- The task: Each record below must be returned exactly as shown.

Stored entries
........

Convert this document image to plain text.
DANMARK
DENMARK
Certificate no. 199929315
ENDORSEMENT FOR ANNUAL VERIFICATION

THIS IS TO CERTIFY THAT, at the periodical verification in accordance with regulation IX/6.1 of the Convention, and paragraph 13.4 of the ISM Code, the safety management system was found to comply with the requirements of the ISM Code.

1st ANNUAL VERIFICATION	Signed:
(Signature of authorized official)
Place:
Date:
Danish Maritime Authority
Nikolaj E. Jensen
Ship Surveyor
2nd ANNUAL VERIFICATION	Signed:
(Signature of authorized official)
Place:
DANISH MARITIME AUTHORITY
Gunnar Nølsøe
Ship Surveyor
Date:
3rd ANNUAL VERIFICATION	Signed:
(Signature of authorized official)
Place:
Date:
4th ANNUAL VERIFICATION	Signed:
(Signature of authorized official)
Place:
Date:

........

- Result:
Convert this document image to plain text.
DANMARK
DENMARK
Certificate no. 199929315
ENDORSEMENT FOR ANNUAL VERIFICATION

THIS IS TO CERTIFY THAT, at the periodical verification in accordance with regulation IX/6.1 of the Convention, and paragraph 13.4 of the ISM Code, the safety management system was found to comply with the requirements of the ISM Code.

1st ANNUAL VERIFICATION	Signed:
(Signature of authorized official)
Place:
Date:
Danish Maritime Authority
Nikolaj E. Jensen
Ship Surveyor
2nd ANNUAL VERIFICATION	Signed:
(Signature of authorized official)
Place:
DANISH MARITIME AUTHORITY
Gunnar Nølsøe
Ship Surveyor
Date:
3rd ANNUAL VERIFICATION	Signed:
(Signature of authorized official)
Place:
Date:
4th ANNUAL VERIFICATION	Signed:
(Signature of authorized official)
Place:
Date:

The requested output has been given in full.